Stored items from a collection
◆ ◆ ◆ ◆

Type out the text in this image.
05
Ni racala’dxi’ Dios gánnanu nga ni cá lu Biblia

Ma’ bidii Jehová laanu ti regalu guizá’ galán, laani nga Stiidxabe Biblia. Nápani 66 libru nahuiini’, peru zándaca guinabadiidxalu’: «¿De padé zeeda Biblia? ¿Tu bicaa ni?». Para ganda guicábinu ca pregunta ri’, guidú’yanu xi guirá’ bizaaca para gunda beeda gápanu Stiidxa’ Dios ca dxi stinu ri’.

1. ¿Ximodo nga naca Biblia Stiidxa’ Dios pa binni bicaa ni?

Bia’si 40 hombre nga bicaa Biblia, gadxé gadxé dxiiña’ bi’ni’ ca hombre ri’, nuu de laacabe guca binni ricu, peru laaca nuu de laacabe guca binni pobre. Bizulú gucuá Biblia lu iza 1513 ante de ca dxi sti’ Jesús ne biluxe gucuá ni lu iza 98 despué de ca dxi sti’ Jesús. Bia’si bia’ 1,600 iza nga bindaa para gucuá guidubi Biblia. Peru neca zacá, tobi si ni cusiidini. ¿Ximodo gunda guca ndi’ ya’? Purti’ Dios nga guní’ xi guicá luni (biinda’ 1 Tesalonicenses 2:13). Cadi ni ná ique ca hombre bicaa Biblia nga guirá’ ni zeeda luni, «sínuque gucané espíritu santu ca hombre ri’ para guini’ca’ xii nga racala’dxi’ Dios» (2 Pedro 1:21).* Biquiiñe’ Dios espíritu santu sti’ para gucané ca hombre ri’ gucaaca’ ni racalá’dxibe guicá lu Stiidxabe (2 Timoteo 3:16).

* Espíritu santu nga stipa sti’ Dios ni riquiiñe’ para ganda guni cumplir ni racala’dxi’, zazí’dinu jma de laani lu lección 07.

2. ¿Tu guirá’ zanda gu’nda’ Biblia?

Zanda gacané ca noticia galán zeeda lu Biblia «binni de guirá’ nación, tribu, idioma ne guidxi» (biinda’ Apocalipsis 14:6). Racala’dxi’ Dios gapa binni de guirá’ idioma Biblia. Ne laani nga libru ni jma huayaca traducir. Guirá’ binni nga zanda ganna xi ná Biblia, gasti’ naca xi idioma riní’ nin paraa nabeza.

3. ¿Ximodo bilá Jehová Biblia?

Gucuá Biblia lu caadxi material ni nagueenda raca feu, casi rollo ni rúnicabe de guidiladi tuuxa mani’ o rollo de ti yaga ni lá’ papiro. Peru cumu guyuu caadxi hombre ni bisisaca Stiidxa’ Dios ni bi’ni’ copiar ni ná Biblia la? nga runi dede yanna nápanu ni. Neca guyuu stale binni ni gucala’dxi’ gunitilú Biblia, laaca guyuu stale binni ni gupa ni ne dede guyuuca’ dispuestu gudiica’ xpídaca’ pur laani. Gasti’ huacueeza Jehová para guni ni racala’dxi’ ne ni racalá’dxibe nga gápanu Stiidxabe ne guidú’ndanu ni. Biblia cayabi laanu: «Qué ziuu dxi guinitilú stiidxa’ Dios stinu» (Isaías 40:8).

◆ ◆ ◆ ◆

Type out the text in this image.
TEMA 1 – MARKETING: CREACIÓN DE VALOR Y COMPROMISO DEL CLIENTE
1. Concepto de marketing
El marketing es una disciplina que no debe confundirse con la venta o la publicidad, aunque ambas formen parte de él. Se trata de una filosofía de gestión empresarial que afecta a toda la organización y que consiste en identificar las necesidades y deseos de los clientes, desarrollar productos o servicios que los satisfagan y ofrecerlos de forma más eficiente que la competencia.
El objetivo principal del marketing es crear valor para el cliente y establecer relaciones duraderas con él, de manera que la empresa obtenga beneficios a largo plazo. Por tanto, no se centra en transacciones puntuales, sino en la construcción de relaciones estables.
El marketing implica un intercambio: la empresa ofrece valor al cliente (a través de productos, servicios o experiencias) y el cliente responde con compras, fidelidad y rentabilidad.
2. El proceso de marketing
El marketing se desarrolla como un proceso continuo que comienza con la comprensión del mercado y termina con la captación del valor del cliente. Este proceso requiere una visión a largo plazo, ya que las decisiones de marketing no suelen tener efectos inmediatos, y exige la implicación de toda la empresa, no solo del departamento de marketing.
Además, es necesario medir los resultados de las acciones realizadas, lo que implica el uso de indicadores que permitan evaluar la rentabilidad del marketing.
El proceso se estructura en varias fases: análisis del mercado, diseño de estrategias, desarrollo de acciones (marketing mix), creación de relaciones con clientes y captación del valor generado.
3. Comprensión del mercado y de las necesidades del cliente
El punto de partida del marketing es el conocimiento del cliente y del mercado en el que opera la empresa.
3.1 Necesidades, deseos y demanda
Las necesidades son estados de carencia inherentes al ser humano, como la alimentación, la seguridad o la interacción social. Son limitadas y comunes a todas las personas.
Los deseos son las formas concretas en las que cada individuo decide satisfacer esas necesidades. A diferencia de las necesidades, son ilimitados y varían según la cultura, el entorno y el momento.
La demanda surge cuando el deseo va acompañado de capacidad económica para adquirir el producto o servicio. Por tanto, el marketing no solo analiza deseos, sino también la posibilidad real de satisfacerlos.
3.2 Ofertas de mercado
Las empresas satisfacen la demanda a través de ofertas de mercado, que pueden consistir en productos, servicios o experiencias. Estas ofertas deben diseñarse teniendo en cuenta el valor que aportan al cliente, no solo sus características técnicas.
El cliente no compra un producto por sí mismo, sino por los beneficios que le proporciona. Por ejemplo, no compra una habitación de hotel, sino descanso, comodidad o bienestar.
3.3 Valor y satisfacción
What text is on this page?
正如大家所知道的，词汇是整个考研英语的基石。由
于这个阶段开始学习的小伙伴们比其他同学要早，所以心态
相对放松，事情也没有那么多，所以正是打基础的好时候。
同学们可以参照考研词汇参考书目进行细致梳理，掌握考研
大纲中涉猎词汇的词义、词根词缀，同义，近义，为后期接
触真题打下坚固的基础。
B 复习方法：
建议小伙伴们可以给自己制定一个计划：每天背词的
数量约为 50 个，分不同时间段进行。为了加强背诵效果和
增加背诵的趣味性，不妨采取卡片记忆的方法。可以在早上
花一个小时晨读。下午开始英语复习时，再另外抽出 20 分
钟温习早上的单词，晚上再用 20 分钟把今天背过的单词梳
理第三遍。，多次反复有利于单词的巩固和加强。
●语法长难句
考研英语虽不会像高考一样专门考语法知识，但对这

◆ ◆ ◆ ◆

▶ _Problem requirements_
Locate the word "tanto" in the records and collect each line it appears in.

▶ _Written solution_
El objetivo principal del marketing es crear valor para el cliente y establecer relaciones duraderas con él, de manera que la empresa obtenga beneficios a largo plazo. Por tanto, no se centra en transacciones puntuales, sino en la construcción de relaciones estables.
La demanda surge cuando el deseo va acompañado de capacidad económica para adquirir el producto o servicio. Por tanto, el marketing no solo analiza deseos, sino también la posibilidad real de satisfacerlos.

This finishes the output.